TEXTE DE LECTURE:
────
Dans le cadre de leurs politiques de responsabilité sociétale, certaines entreprises intègrent désormais la biodiversité dans leurs stratégies environnementales. Parmi les initiatives qui se développent, la création de micro-forêts sur les terrains d’entreprises ou à proximité de leurs sites d’activité suscite un intérêt croissant. Inspirées de la méthode Miyawaki, ces plantations très denses visent à recréer rapidement des écosystèmes forestiers sur de petites surfaces urbaines ou périurbaines. Au-delà de leur dimension symbolique, ces projets interrogent leur véritable contribution à la biodiversité et à l’adaptation climatique des territoires.
Des projets de biodiversité au cœur des stratégies RSE
Les micro-forêts reposent sur un principe simple : planter de nombreuses espèces locales sur une surface réduite afin de recréer un écosystème forestier dense et diversifié. Cette densité de plantation favorise une croissance rapide des arbres et accélère la formation d’un milieu forestier capable d’abriter différentes espèces animales et végétales.
Pour les entreprises, ces projets représentent également un outil de sensibilisation environnementale auprès des salariés et des parties prenantes. Ils peuvent être intégrés à des démarches plus larges de compensation carbone, d’amélioration du cadre de travail ou de renforcement de la biodiversité locale autour des sites industriels ou tertiaires.
Un impact écologique qui dépend des conditions de mise en œuvre
Si les micro-forêts présentent un potentiel écologique réel, leur impact dépend fortement du choix des espèces, de la qualité des sols et du suivi dans le temps. Une plantation mal adaptée au contexte local peut produire des résultats limités sur le plan écologique.
Ces initiatives soulignent néanmoins une évolution intéressante des stratégies d’entreprise, dans lesquelles la biodiversité devient progressivement un sujet structurant des politiques environnementales.
────
LIGNES RELEVÉES:
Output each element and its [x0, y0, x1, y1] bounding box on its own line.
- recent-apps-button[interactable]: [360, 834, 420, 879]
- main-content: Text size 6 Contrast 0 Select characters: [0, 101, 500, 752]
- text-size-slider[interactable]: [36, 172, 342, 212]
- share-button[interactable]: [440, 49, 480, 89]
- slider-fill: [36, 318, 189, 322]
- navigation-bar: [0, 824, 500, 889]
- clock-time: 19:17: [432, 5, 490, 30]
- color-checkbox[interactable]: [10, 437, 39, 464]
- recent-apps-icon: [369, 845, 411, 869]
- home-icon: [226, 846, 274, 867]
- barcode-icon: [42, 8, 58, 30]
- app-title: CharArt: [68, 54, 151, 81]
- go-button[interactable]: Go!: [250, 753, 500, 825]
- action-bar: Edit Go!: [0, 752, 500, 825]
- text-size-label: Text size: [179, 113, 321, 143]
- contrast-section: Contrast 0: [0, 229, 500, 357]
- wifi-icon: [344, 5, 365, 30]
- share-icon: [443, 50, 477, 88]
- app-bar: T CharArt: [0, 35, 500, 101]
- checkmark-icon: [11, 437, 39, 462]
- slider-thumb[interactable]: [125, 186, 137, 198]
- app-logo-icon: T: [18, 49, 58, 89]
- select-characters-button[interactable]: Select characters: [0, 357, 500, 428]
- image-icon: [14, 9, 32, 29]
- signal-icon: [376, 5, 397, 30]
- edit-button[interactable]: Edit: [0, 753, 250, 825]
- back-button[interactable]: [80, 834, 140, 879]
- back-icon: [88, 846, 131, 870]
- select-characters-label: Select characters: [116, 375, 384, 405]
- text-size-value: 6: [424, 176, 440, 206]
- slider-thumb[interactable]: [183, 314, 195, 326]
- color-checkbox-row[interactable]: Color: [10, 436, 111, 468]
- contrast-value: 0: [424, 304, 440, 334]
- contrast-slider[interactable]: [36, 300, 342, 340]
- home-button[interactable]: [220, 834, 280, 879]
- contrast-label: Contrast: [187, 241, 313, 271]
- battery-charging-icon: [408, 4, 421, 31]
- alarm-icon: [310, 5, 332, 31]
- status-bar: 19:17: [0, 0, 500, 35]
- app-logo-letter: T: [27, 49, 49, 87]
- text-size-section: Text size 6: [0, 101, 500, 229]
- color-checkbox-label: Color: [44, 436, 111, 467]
────
CONSIGNE: D'après le texte sur les micro-forêts d'entreprise, de quels facteurs l'impact écologique de ces plantations dépend-il fortement ?

RÉPONSE: Il dépend du choix des espèces, de la qualité des sols et du suivi dans le temps.